- RECORDS TO USE -
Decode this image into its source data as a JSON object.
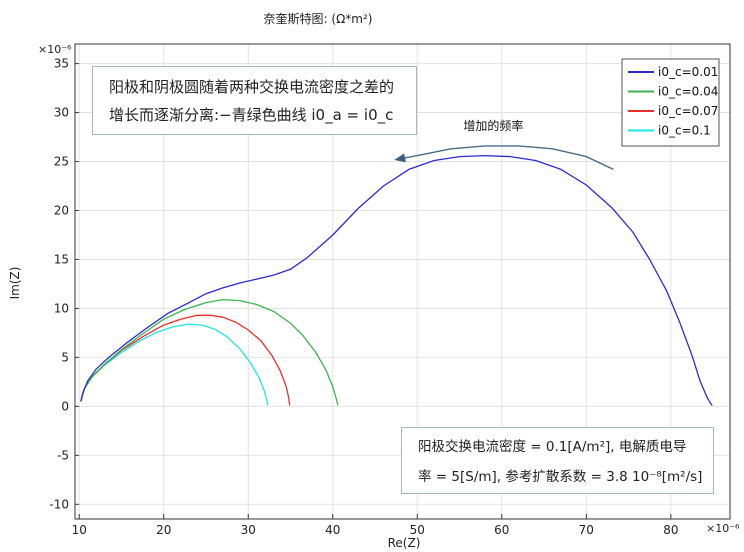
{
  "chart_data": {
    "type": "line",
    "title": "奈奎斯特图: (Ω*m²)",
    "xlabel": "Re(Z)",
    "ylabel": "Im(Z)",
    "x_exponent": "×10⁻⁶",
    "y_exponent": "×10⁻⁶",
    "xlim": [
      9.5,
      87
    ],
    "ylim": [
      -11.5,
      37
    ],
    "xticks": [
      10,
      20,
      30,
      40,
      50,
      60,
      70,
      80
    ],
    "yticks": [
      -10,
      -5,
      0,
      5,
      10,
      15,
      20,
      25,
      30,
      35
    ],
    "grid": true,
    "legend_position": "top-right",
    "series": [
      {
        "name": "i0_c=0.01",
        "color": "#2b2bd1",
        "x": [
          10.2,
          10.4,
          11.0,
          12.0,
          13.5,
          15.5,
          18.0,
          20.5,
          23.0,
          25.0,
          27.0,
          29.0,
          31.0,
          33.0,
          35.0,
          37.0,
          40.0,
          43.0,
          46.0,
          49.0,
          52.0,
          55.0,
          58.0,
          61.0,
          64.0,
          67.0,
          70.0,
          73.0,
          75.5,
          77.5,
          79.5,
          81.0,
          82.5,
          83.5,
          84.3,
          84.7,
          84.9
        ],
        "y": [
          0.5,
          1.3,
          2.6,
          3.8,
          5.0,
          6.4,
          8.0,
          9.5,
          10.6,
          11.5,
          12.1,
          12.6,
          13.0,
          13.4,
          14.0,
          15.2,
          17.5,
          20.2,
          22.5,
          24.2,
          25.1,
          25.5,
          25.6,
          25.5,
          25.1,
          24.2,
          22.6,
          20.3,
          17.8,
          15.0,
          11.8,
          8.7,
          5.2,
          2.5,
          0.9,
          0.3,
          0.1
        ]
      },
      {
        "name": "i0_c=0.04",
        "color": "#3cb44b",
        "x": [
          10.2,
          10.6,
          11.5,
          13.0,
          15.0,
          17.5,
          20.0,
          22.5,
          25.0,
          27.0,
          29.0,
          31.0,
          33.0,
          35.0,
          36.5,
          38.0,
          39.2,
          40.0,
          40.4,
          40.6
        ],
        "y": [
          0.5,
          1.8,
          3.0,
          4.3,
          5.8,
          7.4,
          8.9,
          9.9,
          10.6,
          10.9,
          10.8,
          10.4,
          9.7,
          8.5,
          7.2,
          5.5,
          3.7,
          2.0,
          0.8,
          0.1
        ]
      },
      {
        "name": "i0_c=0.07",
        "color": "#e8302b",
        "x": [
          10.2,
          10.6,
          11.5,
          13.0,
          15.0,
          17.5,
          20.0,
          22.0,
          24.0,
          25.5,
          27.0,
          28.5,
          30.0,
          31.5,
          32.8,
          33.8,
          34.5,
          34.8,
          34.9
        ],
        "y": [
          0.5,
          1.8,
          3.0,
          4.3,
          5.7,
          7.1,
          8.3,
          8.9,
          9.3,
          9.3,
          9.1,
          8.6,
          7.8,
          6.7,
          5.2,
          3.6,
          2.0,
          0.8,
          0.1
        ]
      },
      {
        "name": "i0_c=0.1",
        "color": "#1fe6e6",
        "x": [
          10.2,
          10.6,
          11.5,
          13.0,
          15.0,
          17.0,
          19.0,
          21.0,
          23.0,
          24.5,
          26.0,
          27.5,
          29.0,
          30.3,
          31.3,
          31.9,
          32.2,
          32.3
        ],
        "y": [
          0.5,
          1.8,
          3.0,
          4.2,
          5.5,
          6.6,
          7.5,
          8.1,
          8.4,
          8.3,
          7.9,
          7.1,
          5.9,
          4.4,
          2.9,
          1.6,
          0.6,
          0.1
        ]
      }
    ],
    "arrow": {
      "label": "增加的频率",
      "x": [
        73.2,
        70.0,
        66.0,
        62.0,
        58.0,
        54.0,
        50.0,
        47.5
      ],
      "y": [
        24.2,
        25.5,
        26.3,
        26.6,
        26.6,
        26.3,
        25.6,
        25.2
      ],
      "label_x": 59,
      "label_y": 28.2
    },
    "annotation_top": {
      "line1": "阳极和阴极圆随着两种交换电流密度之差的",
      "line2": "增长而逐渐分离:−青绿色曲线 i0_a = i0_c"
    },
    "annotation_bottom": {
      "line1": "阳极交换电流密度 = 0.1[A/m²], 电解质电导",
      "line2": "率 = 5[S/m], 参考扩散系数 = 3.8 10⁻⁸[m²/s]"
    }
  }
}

- TASK DETAILS -
Only lines with the word "name" should be collected from the material.

- OUTPUT FOR THIS TASK -
        "name": "i0_c=0.01",
        "name": "i0_c=0.04",
        "name": "i0_c=0.07",
        "name": "i0_c=0.1",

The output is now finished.